# Dataset entries
<<<<
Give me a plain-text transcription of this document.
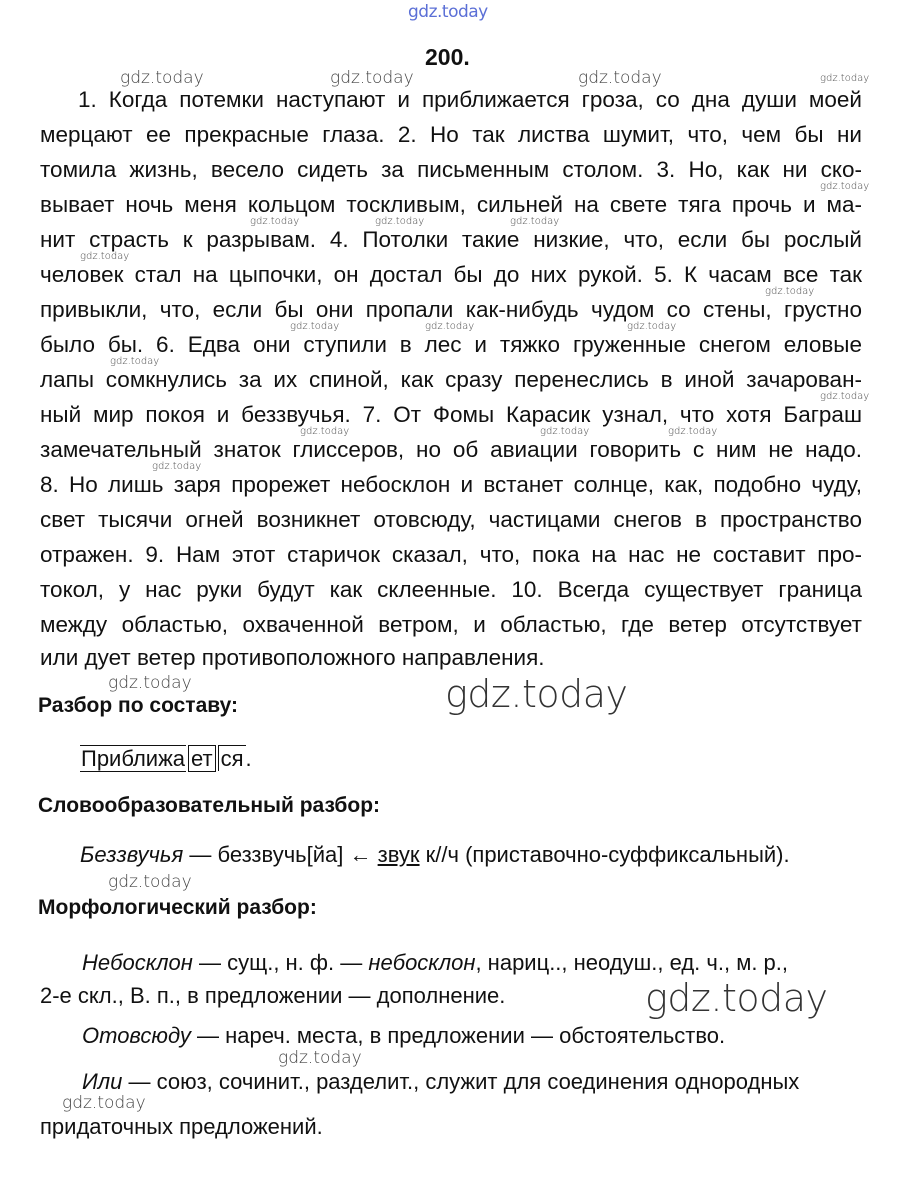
gdz.today
200.
1. Когда потемки наступают и приближается гроза, со дна души моей
мерцают ее прекрасные глаза. 2. Но так листва шумит, что, чем бы ни
томила жизнь, весело сидеть за письменным столом. 3. Но, как ни ско-
вывает ночь меня кольцом тоскливым, сильней на свете тяга прочь и ма-
нит страсть к разрывам. 4. Потолки такие низкие, что, если бы рослый
человек стал на цыпочки, он достал бы до них рукой. 5. К часам все так
привыкли, что, если бы они пропали как-нибудь чудом со стены, грустно
было бы. 6. Едва они ступили в лес и тяжко груженные снегом еловые
лапы сомкнулись за их спиной, как сразу перенеслись в иной зачарован-
ный мир покоя и беззвучья. 7. От Фомы Карасик узнал, что хотя Баграш
замечательный знаток глиссеров, но об авиации говорить с ним не надо.
8. Но лишь заря прорежет небосклон и встанет солнце, как, подобно чуду,
свет тысячи огней возникнет отовсюду, частицами снегов в пространство
отражен. 9. Нам этот старичок сказал, что, пока на нас не составит про-
токол, у нас руки будут как склеенные. 10. Всегда существует граница
между областью, охваченной ветром, и областью, где ветер отсутствует
или дует ветер противоположного направления.
gdz.today	gdz.today	gdz.today	gdz.today
gdz.today
gdz.today	gdz.today	gdz.today
gdz.today
gdz.today
gdz.today	gdz.today	gdz.today
gdz.today
gdz.today
gdz.today	gdz.today	gdz.today
gdz.today
gdz.today	gdz.today
gdz.today
gdz.today
gdz.today
gdz.today
Разбор по составу:
Приближа ет ся.
Словообразовательный разбор:
Беззвучья — беззвучь[йа] ← звук к//ч (приставочно-суффиксальный).
Морфологический разбор:
Небосклон — сущ., н. ф. — небосклон, нариц.., неодуш., ед. ч., м. р.,
2-е скл., В. п., в предложении — дополнение.
Отовсюду — нареч. места, в предложении — обстоятельство.
Или — союз, сочинит., разделит., служит для соединения однородных
придаточных предложений.
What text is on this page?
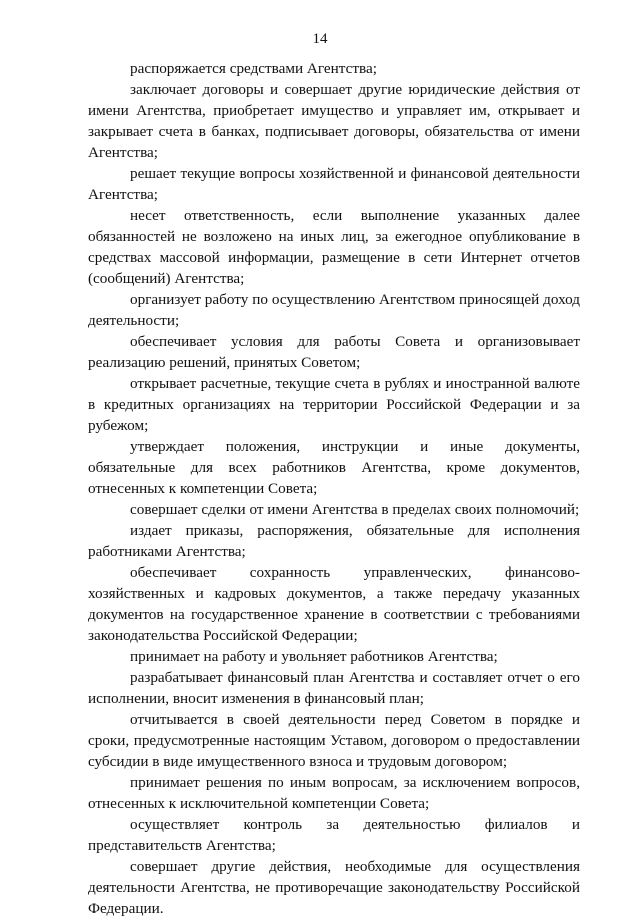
14

распоряжается средствами Агентства;

заключает договоры и совершает другие юридические действия от имени Агентства, приобретает имущество и управляет им, открывает и закрывает счета в банках, подписывает договоры, обязательства от имени Агентства;

решает текущие вопросы хозяйственной и финансовой деятельности Агентства;

несет ответственность, если выполнение указанных далее обязанностей не возложено на иных лиц, за ежегодное опубликование в средствах массовой информации, размещение в сети Интернет отчетов (сообщений) Агентства;

организует работу по осуществлению Агентством приносящей доход деятельности;

обеспечивает условия для работы Совета и организовывает реализацию решений, принятых Советом;

открывает расчетные, текущие счета в рублях и иностранной валюте в кредитных организациях на территории Российской Федерации и за рубежом;

утверждает положения, инструкции и иные документы, обязательные для всех работников Агентства, кроме документов, отнесенных к компетенции Совета;

совершает сделки от имени Агентства в пределах своих полномочий;

издает приказы, распоряжения, обязательные для исполнения работниками Агентства;

обеспечивает сохранность управленческих, финансово-хозяйственных и кадровых документов, а также передачу указанных документов на государственное хранение в соответствии с требованиями законодательства Российской Федерации;

принимает на работу и увольняет работников Агентства;

разрабатывает финансовый план Агентства и составляет отчет о его исполнении, вносит изменения в финансовый план;

отчитывается в своей деятельности перед Советом в порядке и сроки, предусмотренные настоящим Уставом, договором о предоставлении субсидии в виде имущественного взноса и трудовым договором;

принимает решения по иным вопросам, за исключением вопросов, отнесенных к исключительной компетенции Совета;

осуществляет контроль за деятельностью филиалов и представительств Агентства;

совершает другие действия, необходимые для осуществления деятельности Агентства, не противоречащие законодательству Российской Федерации.
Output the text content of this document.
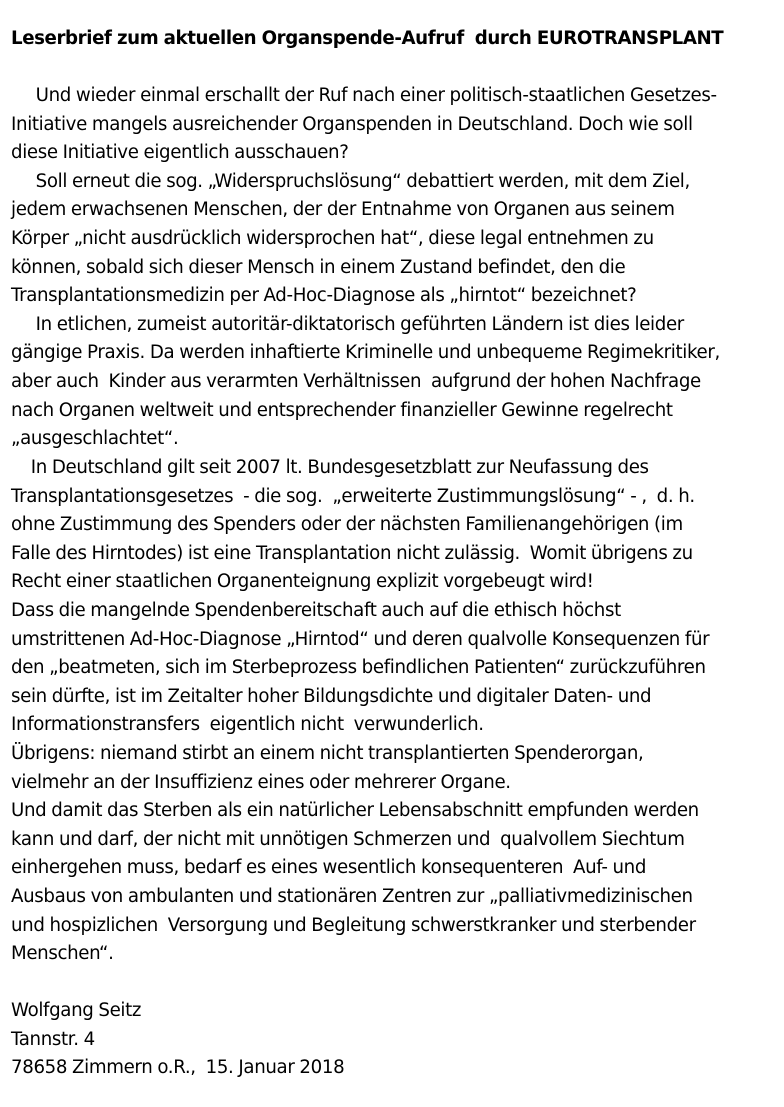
Leserbrief zum aktuellen Organspende-Aufruf  durch EUROTRANSPLANT
Und wieder einmal erschallt der Ruf nach einer politisch-staatlichen Gesetzes-
Initiative mangels ausreichender Organspenden in Deutschland. Doch wie soll
diese Initiative eigentlich ausschauen?
Soll erneut die sog. „Widerspruchslösung“ debattiert werden, mit dem Ziel,
jedem erwachsenen Menschen, der der Entnahme von Organen aus seinem
Körper „nicht ausdrücklich widersprochen hat“, diese legal entnehmen zu
können, sobald sich dieser Mensch in einem Zustand befindet, den die
Transplantationsmedizin per Ad-Hoc-Diagnose als „hirntot“ bezeichnet?
In etlichen, zumeist autoritär-diktatorisch geführten Ländern ist dies leider
gängige Praxis. Da werden inhaftierte Kriminelle und unbequeme Regimekritiker,
aber auch  Kinder aus verarmten Verhältnissen  aufgrund der hohen Nachfrage
nach Organen weltweit und entsprechender finanzieller Gewinne regelrecht
„ausgeschlachtet“.
In Deutschland gilt seit 2007 lt. Bundesgesetzblatt zur Neufassung des
Transplantationsgesetzes  - die sog.  „erweiterte Zustimmungslösung“ - ,  d. h.
ohne Zustimmung des Spenders oder der nächsten Familienangehörigen (im
Falle des Hirntodes) ist eine Transplantation nicht zulässig.  Womit übrigens zu
Recht einer staatlichen Organenteignung explizit vorgebeugt wird!
Dass die mangelnde Spendenbereitschaft auch auf die ethisch höchst
umstrittenen Ad-Hoc-Diagnose „Hirntod“ und deren qualvolle Konsequenzen für
den „beatmeten, sich im Sterbeprozess befindlichen Patienten“ zurückzuführen
sein dürfte, ist im Zeitalter hoher Bildungsdichte und digitaler Daten- und
Informationstransfers  eigentlich nicht  verwunderlich.
Übrigens: niemand stirbt an einem nicht transplantierten Spenderorgan,
vielmehr an der Insuffizienz eines oder mehrerer Organe.
Und damit das Sterben als ein natürlicher Lebensabschnitt empfunden werden
kann und darf, der nicht mit unnötigen Schmerzen und  qualvollem Siechtum
einhergehen muss, bedarf es eines wesentlich konsequenteren  Auf- und
Ausbaus von ambulanten und stationären Zentren zur „palliativmedizinischen
und hospizlichen  Versorgung und Begleitung schwerstkranker und sterbender
Menschen“.
Wolfgang Seitz
Tannstr. 4
78658 Zimmern o.R.,  15. Januar 2018
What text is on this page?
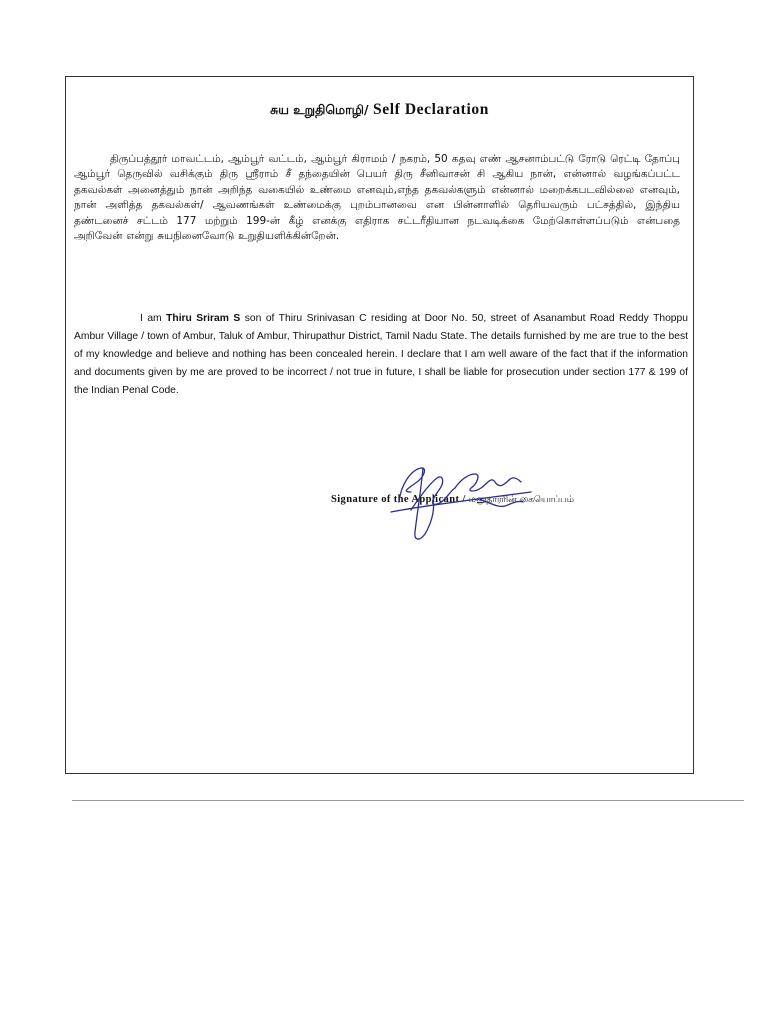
சுய உறுதிமொழி/ Self Declaration

திருப்பத்தூர் மாவட்டம், ஆம்பூர் வட்டம், ஆம்பூர் கிராமம் / நகரம், 50 கதவு எண் ஆசனாம்பட்டு ரோடு ரெட்டி தோப்பு ஆம்பூர் தெருவில் வசிக்கும் திரு ஸ்ரீராம் சீ தந்தையின் பெயர் திரு சீனிவாசன் சி ஆகிய நான், என்னால் வழங்கப்பட்ட தகவல்கள் அனைத்தும் நான் அறிந்த வகையில் உண்மை எனவும்,எந்த தகவல்களும் என்னால் மறைக்கபடவில்லை எனவும், நான் அளித்த தகவல்கள்/ ஆவணங்கள் உண்மைக்கு புறம்பானவை என பின்னாளில் தெரியவரும் பட்சத்தில், இந்திய தண்டனைச் சட்டம் 177 மற்றும் 199-ன் கீழ் எனக்கு எதிராக சட்டரீதியான நடவடிக்கை மேற்கொள்ளப்படும் என்பதை அறிவேன் என்று சுயநினைவோடு உறுதியளிக்கின்றேன்.

I am Thiru Sriram S son of Thiru Srinivasan C residing at Door No. 50, street of Asanambut Road Reddy Thoppu Ambur Village / town of Ambur, Taluk of Ambur, Thirupathur District, Tamil Nadu State. The details furnished by me are true to the best of my knowledge and believe and nothing has been concealed herein. I declare that I am well aware of the fact that if the information and documents given by me are proved to be incorrect / not true in future, I shall be liable for prosecution under section 177 & 199 of the Indian Penal Code.

Signature of the Applicant / மனுதாரரின் கையொப்பம்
>>>>
# Your objective
Show each line holding the word "указанных".

# Solved exercise
несет ответственность, если выполнение указанных далее обязанностей не возложено на иных лиц, за ежегодное опубликование в средствах массовой информации, размещение в сети Интернет отчетов (сообщений) Агентства;
обеспечивает сохранность управленческих, финансово-хозяйственных и кадровых документов, а также передачу указанных документов на государственное хранение в соответствии с требованиями законодательства Российской Федерации;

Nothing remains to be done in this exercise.